— Begin —

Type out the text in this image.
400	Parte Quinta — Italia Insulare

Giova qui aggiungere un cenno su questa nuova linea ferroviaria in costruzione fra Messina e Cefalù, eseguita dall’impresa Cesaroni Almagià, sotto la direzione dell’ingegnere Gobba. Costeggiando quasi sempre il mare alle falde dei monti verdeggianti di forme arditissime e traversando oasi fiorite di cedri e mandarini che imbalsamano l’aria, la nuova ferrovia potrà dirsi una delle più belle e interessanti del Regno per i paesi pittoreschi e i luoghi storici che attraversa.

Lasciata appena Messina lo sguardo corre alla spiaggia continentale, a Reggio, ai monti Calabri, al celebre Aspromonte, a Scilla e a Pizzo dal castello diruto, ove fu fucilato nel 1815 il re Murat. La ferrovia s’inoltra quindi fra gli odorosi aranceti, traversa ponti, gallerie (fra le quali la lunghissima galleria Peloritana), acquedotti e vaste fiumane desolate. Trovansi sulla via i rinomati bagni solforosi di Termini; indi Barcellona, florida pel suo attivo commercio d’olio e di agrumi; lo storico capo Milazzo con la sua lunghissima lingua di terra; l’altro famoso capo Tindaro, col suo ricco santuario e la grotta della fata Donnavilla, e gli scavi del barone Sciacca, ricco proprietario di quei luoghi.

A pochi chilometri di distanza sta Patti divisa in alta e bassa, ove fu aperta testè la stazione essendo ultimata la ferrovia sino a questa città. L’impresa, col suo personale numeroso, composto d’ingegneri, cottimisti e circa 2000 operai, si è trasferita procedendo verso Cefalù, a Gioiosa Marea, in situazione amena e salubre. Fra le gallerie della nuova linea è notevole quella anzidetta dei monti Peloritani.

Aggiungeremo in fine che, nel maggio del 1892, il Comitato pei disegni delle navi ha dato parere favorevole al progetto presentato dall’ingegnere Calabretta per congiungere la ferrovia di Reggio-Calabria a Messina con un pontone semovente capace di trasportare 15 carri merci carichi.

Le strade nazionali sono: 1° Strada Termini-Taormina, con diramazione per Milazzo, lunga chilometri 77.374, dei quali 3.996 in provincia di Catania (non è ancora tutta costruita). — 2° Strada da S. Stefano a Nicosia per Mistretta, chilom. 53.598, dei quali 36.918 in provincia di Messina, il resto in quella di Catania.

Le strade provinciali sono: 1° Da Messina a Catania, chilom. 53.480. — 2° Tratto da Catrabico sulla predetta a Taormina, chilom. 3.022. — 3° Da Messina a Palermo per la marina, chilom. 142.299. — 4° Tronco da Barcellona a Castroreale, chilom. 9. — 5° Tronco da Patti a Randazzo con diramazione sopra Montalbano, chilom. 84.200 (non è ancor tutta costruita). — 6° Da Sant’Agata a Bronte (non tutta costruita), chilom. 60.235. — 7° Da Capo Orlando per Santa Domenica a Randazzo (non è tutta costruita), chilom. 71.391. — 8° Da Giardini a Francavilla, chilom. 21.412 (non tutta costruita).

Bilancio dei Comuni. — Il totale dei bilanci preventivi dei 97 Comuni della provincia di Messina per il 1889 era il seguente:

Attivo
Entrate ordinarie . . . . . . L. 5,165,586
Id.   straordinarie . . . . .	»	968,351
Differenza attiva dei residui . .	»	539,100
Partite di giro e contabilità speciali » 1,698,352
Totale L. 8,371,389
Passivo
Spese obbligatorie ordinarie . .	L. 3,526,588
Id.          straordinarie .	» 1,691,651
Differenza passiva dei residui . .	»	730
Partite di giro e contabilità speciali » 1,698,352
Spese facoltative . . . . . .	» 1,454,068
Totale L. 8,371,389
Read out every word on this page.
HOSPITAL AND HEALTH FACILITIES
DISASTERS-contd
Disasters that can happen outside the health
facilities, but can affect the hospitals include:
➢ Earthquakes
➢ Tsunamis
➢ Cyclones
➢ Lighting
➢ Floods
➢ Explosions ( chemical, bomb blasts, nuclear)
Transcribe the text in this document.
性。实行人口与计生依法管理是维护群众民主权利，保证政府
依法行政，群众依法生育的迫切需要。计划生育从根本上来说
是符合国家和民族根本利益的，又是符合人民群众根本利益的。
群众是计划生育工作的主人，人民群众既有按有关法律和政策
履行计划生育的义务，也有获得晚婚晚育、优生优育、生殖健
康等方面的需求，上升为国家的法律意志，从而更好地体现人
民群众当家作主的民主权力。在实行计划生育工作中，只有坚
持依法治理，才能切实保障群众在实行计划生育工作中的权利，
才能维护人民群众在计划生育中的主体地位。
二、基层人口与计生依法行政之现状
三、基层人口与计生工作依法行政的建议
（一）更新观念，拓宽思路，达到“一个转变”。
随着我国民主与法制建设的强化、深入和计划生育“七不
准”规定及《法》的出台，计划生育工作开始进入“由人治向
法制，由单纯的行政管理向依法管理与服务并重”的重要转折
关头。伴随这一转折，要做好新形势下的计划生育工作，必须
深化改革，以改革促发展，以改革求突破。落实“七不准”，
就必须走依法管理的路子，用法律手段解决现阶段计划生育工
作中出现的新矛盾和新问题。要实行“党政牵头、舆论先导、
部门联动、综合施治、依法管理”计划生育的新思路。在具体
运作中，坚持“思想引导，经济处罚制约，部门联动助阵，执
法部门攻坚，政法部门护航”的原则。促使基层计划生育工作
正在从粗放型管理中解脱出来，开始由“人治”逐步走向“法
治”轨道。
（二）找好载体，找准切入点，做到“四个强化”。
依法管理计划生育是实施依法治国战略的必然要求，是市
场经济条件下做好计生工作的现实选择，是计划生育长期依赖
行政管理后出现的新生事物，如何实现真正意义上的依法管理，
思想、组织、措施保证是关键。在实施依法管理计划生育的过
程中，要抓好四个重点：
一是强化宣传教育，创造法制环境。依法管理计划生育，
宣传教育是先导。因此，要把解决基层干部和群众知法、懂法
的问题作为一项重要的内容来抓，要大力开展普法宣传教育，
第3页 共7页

— End —

Requirements:
Every line from the one holding "Transcribe the text in this document." through the final line of the listing must be echoed exactly; leave out all other lines.

Solution to this exercise:
Transcribe the text in this document.
性。实行人口与计生依法管理是维护群众民主权利，保证政府
依法行政，群众依法生育的迫切需要。计划生育从根本上来说
是符合国家和民族根本利益的，又是符合人民群众根本利益的。
群众是计划生育工作的主人，人民群众既有按有关法律和政策
履行计划生育的义务，也有获得晚婚晚育、优生优育、生殖健
康等方面的需求，上升为国家的法律意志，从而更好地体现人
民群众当家作主的民主权力。在实行计划生育工作中，只有坚
持依法治理，才能切实保障群众在实行计划生育工作中的权利，
才能维护人民群众在计划生育中的主体地位。
二、基层人口与计生依法行政之现状
三、基层人口与计生工作依法行政的建议
（一）更新观念，拓宽思路，达到“一个转变”。
随着我国民主与法制建设的强化、深入和计划生育“七不
准”规定及《法》的出台，计划生育工作开始进入“由人治向
法制，由单纯的行政管理向依法管理与服务并重”的重要转折
关头。伴随这一转折，要做好新形势下的计划生育工作，必须
深化改革，以改革促发展，以改革求突破。落实“七不准”，
就必须走依法管理的路子，用法律手段解决现阶段计划生育工
作中出现的新矛盾和新问题。要实行“党政牵头、舆论先导、
部门联动、综合施治、依法管理”计划生育的新思路。在具体
运作中，坚持“思想引导，经济处罚制约，部门联动助阵，执
法部门攻坚，政法部门护航”的原则。促使基层计划生育工作
正在从粗放型管理中解脱出来，开始由“人治”逐步走向“法
治”轨道。
（二）找好载体，找准切入点，做到“四个强化”。
依法管理计划生育是实施依法治国战略的必然要求，是市
场经济条件下做好计生工作的现实选择，是计划生育长期依赖
行政管理后出现的新生事物，如何实现真正意义上的依法管理，
思想、组织、措施保证是关键。在实施依法管理计划生育的过
程中，要抓好四个重点：
一是强化宣传教育，创造法制环境。依法管理计划生育，
宣传教育是先导。因此，要把解决基层干部和群众知法、懂法
的问题作为一项重要的内容来抓，要大力开展普法宣传教育，
第3页 共7页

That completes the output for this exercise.